Where does the string "dissolved" appear in the records? Copy every line that contains it.

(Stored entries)
+++
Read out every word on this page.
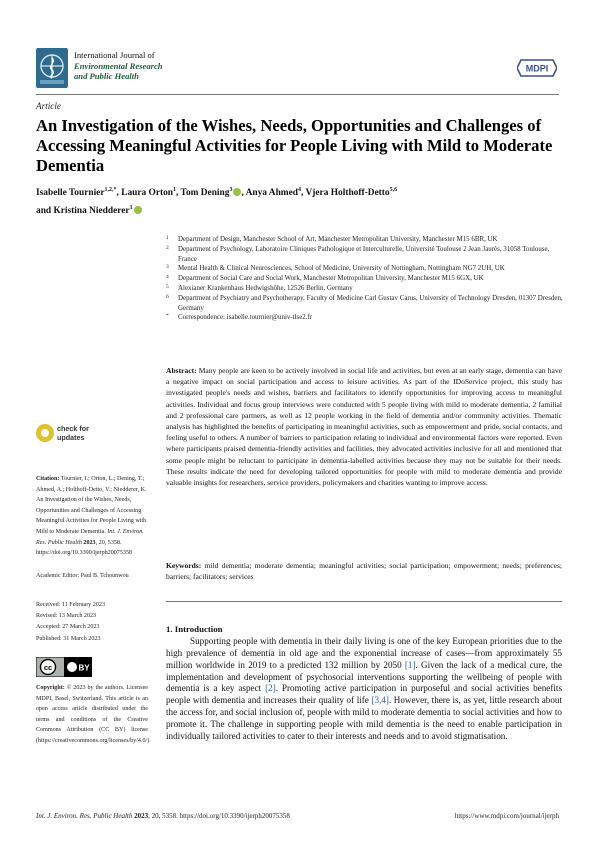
International Journal of
Environmental Research
and Public Health
MDPI
Article
An Investigation of the Wishes, Needs, Opportunities and Challenges of Accessing Meaningful Activities for People Living with Mild to Moderate Dementia
Isabelle Tournier$^{1,2,*}$, Laura Orton$^1$, Tom Dening$^3$ , Anya Ahmed$^4$, Vjera Holthoff-Detto$^{5,6}$
and Kristina Niedderer$^1$
1 Department of Design, Manchester School of Art, Manchester Metropolitan University, Manchester M15 6BR, UK
2 Department of Psychology, Laboratoire Cliniques Pathologique et Interculturelle, Université Toulouse 2 Jean Jaurès, 31058 Toulouse, France
3 Mental Health & Clinical Neurosciences, School of Medicine, University of Nottingham, Nottingham NG7 2UH, UK
4 Department of Social Care and Social Work, Manchester Metropolitan University, Manchester M15 6GX, UK
5 Alexianer Krankenhaus Hedwigshöhe, 12526 Berlin, Germany
6 Department of Psychiatry and Psychotherapy, Faculty of Medicine Carl Gustav Carus, University of Technology Dresden, 01307 Dresden, Germany
* Correspondence: isabelle.tournier@univ-tlse2.fr
Abstract: Many people are keen to be actively involved in social life and activities, but even at an early stage, dementia can have a negative impact on social participation and access to leisure activities. As part of the IDoService project, this study has investigated people's needs and wishes, barriers and facilitators to identify opportunities for improving access to meaningful activities. Individual and focus group interviews were conducted with 5 people living with mild to moderate dementia, 2 familial and 2 professional care partners, as well as 12 people working in the field of dementia and/or community activities. Thematic analysis has highlighted the benefits of participating in meaningful activities, such as empowerment and pride, social contacts, and feeling useful to others. A number of barriers to participation relating to individual and environmental factors were reported. Even where participants praised dementia-friendly activities and facilities, they advocated activities inclusive for all and mentioned that some people might be reluctant to participate in dementia-labelled activities because they may not be suitable for their needs. These results indicate the need for developing tailored opportunities for people with mild to moderate dementia and provide valuable insights for researchers, service providers, policymakers and charities wanting to improve access.
Keywords: mild dementia; moderate dementia; meaningful activities; social participation; empowerment; needs; preferences; barriers; facilitators; services
1. Introduction

Supporting people with dementia in their daily living is one of the key European priorities due to the high prevalence of dementia in old age and the exponential increase of cases—from approximately 55 million worldwide in 2019 to a predicted 132 million by 2050 [1]. Given the lack of a medical cure, the implementation and development of psychosocial interventions supporting the wellbeing of people with dementia is a key aspect [2]. Promoting active participation in purposeful and social activities benefits people with dementia and increases their quality of life [3,4]. However, there is, as yet, little research about the access for, and social inclusion of, people with mild to moderate dementia to social activities and how to promote it. The challenge in supporting people with mild dementia is the need to enable participation in individually tailored activities to cater to their interests and needs and to avoid stigmatisation.

check for
updates
Citation: Tournier, I.; Orton, L.; Dening, T.; Ahmed, A.; Holthoff-Detto, V.; Niedderer, K. An Investigation of the Wishes, Needs, Opportunities and Challenges of Accessing Meaningful Activities for People Living with Mild to Moderate Dementia. Int. J. Environ. Res. Public Health 2023, 20, 5358. https://doi.org/10.3390/ijerph20075358
Academic Editor: Paul B. Tchounwou
Received: 11 February 2023
Revised: 13 March 2023
Accepted: 27 March 2023
Published: 31 March 2023
cc	BY
Copyright: © 2023 by the authors. Licensee MDPI, Basel, Switzerland. This article is an open access article distributed under the terms and conditions of the Creative Commons Attribution (CC BY) license (https://creativecommons.org/licenses/by/4.0/).
Int. J. Environ. Res. Public Health 2023, 20, 5358. https://doi.org/10.3390/ijerph20075358	https://www.mdpi.com/journal/ijerph
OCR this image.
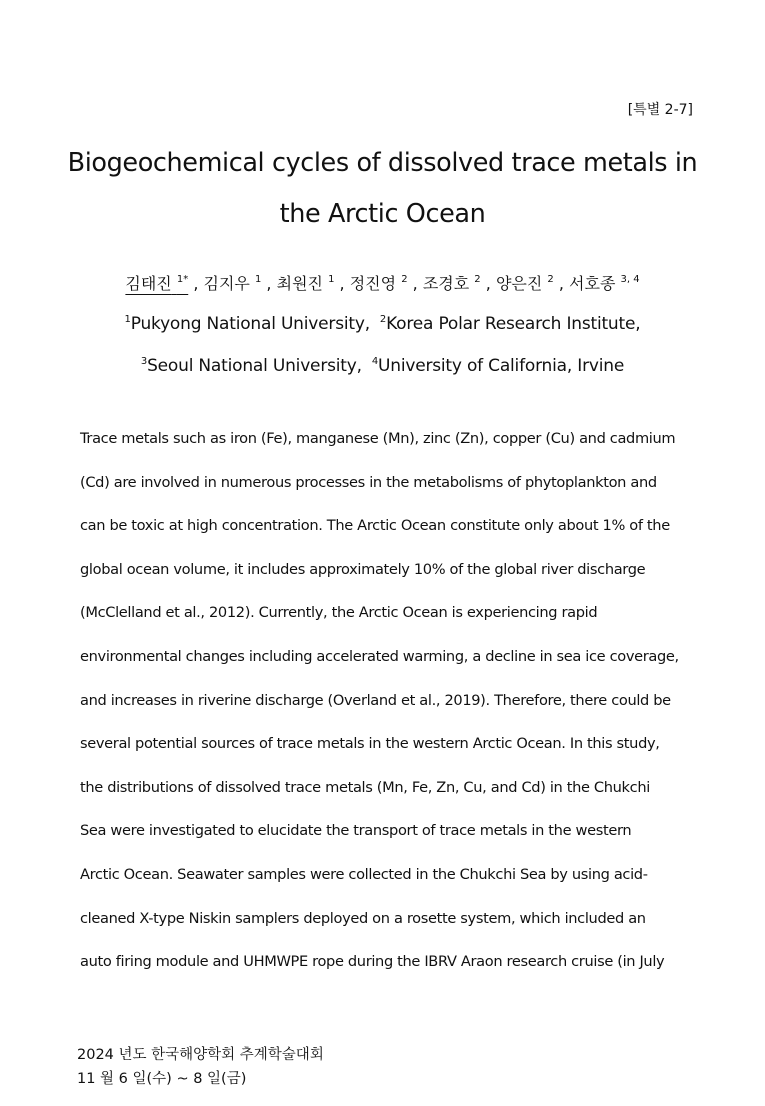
[특별 2-7]
Biogeochemical cycles of dissolved trace metals in
the Arctic Ocean
김태진 $^{1*}$ , 김지우 $^1$ , 최원진 $^1$ , 정진영 $^2$ , 조경호 $^2$ , 양은진 $^2$ , 서호종 $^{3, 4}$
$^1$Pukyong National University, $^2$Korea Polar Research Institute,
$^3$Seoul National University, $^4$University of California, Irvine
Trace metals such as iron (Fe), manganese (Mn), zinc (Zn), copper (Cu) and cadmium
(Cd) are involved in numerous processes in the metabolisms of phytoplankton and
can be toxic at high concentration. The Arctic Ocean constitute only about 1% of the
global ocean volume, it includes approximately 10% of the global river discharge
(McClelland et al., 2012). Currently, the Arctic Ocean is experiencing rapid
environmental changes including accelerated warming, a decline in sea ice coverage,
and increases in riverine discharge (Overland et al., 2019). Therefore, there could be
several potential sources of trace metals in the western Arctic Ocean. In this study,
the distributions of dissolved trace metals (Mn, Fe, Zn, Cu, and Cd) in the Chukchi
Sea were investigated to elucidate the transport of trace metals in the western
Arctic Ocean. Seawater samples were collected in the Chukchi Sea by using acid-
cleaned X-type Niskin samplers deployed on a rosette system, which included an
auto firing module and UHMWPE rope during the IBRV Araon research cruise (in July
2024 년도 한국해양학회 추계학술대회
11 월 6 일(수) ~ 8 일(금)
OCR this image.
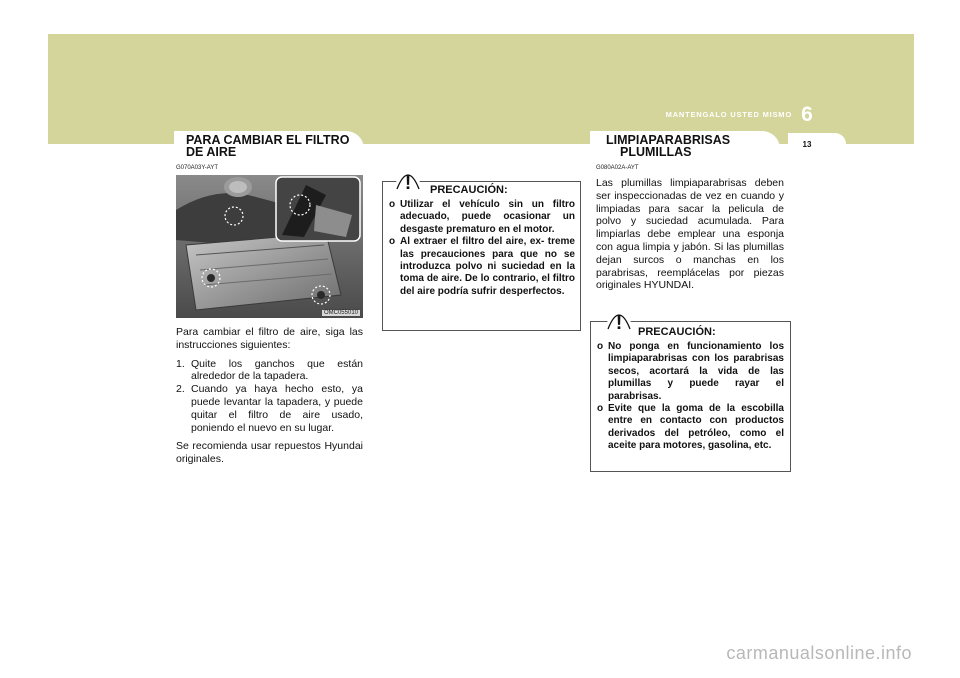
MANTENGALO USTED MISMO 6
13
PARA CAMBIAR EL FILTRO
DE AIRE
G070A03Y-AYT
OMC055010

Para cambiar el filtro de aire, siga las instrucciones siguientes:

1. Quite los ganchos que están alrededor de la tapadera.
2. Cuando ya haya hecho esto, ya puede levantar la tapadera, y puede quitar el filtro de aire usado, poniendo el nuevo en su lugar.

Se recomienda usar repuestos Hyundai originales.

! PRECAUCIÓN:
o Utilizar el vehículo sin un filtro adecuado, puede ocasionar un desgaste prematuro en el motor.
o Al extraer el filtro del aire, ex- treme las precauciones para que no se introduzca polvo ni suciedad en la toma de aire. De lo contrario, el filtro del aire podría sufrir desperfectos.
LIMPIAPARABRISAS
PLUMILLAS
G080A02A-AYT

Las plumillas limpiaparabrisas deben ser inspeccionadas de vez en cuando y limpiadas para sacar la pelicula de polvo y suciedad acumulada. Para limpiarlas debe emplear una esponja con agua limpia y jabón. Si las plumillas dejan surcos o manchas en los parabrisas, reemplácelas por piezas originales HYUNDAI.

! PRECAUCIÓN:
o No ponga en funcionamiento los limpiaparabrisas con los parabrisas secos, acortará la vida de las plumillas y puede rayar el parabrisas.
o Evite que la goma de la escobilla entre en contacto con productos derivados del petróleo, como el aceite para motores, gasolina, etc.
carmanualsonline.info
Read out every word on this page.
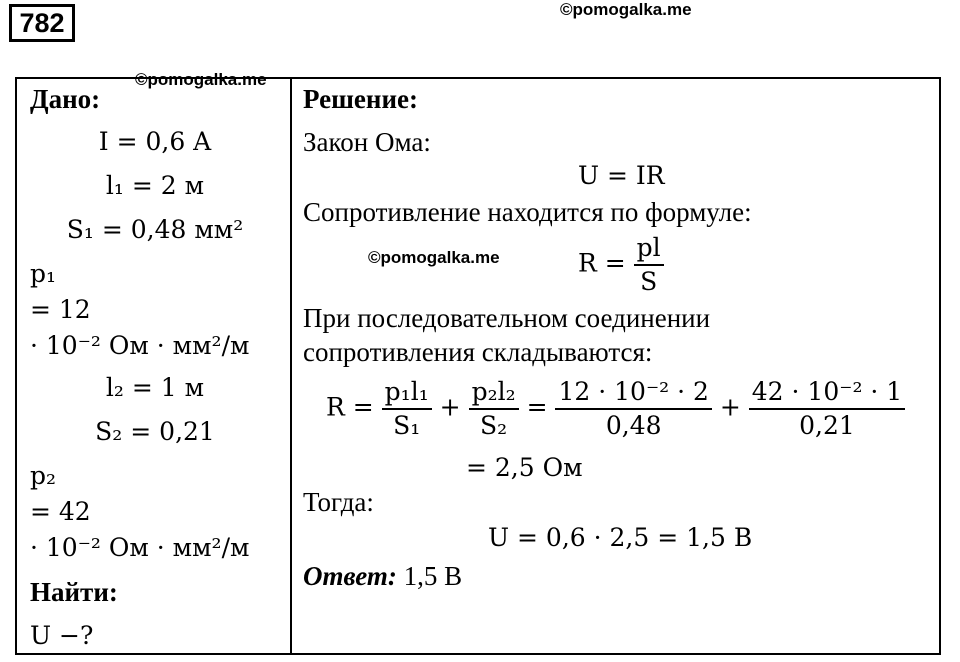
782	©pomogalka.me
Дано:
©pomogalka.me
I = 0,6 A
l₁ = 2 м
S₁ = 0,48 мм²
p₁
= 12
· 10⁻² Ом · мм²/м
l₂ = 1 м
S₂ = 0,21
p₂
= 42
· 10⁻² Ом · мм²/м
Найти:
U −?
Решение:
Закон Ома:
U = IR
Сопротивление находится по формуле:
©pomogalka.me	$R = \frac{pl}{S}$
При последовательном соединении
сопротивления складываются:
$R = \frac{\text{p₁l₁}}{\text{S₁}} + \frac{\text{p₂l₂}}{\text{S₂}} = \frac{\text{12 · 10⁻² · 2}}{0,48} + \frac{\text{42 · 10⁻² · 1}}{0,21}$
= 2,5 Ом
Тогда:
U = 0,6 · 2,5 = 1,5 В
Ответ: 1,5 В
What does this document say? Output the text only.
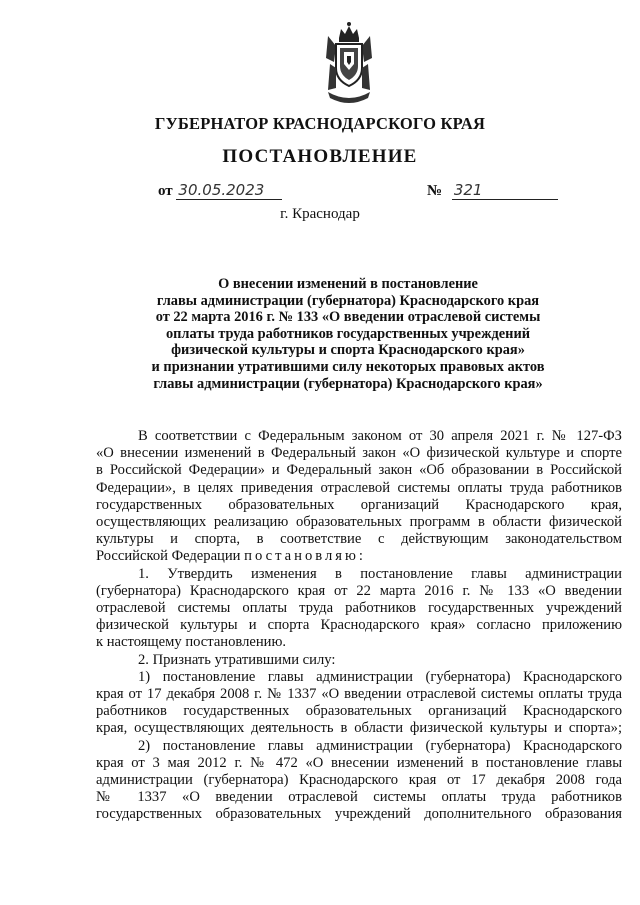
ГУБЕРНАТОР КРАСНОДАРСКОГО КРАЯ
ПОСТАНОВЛЕНИЕ
от 30.05.2023	№ 321
г. Краснодар
О внесении изменений в постановление
главы администрации (губернатора) Краснодарского края
от 22 марта 2016 г. № 133 «О введении отраслевой системы
оплаты труда работников государственных учреждений
физической культуры и спорта Краснодарского края»
и признании утратившими силу некоторых правовых актов
главы администрации (губернатора) Краснодарского края»
В соответствии с Федеральным законом от 30 апреля 2021 г. № 127-ФЗ
«О внесении изменений в Федеральный закон «О физической культуре и спорте
в Российской Федерации» и Федеральный закон «Об образовании в Российской
Федерации», в целях приведения отраслевой системы оплаты труда работников
государственных образовательных организаций Краснодарского края,
осуществляющих реализацию образовательных программ в области физической
культуры и спорта, в соответствие с действующим законодательством
Российской Федерации постановляю:
1. Утвердить изменения в постановление главы администрации
(губернатора) Краснодарского края от 22 марта 2016 г. № 133 «О введении
отраслевой системы оплаты труда работников государственных учреждений
физической культуры и спорта Краснодарского края» согласно приложению
к настоящему постановлению.
2. Признать утратившими силу:
1) постановление главы администрации (губернатора) Краснодарского
края от 17 декабря 2008 г. № 1337 «О введении отраслевой системы оплаты труда
работников государственных образовательных организаций Краснодарского
края, осуществляющих деятельность в области физической культуры и спорта»;
2) постановление главы администрации (губернатора) Краснодарского
края от 3 мая 2012 г. № 472 «О внесении изменений в постановление главы
администрации (губернатора) Краснодарского края от 17 декабря 2008 года
№ 1337 «О введении отраслевой системы оплаты труда работников
государственных образовательных учреждений дополнительного образования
+++
Exercise output
Biogeochemical cycles of dissolved trace metals in
the distributions of dissolved trace metals (Mn, Fe, Zn, Cu, and Cd) in the Chukchi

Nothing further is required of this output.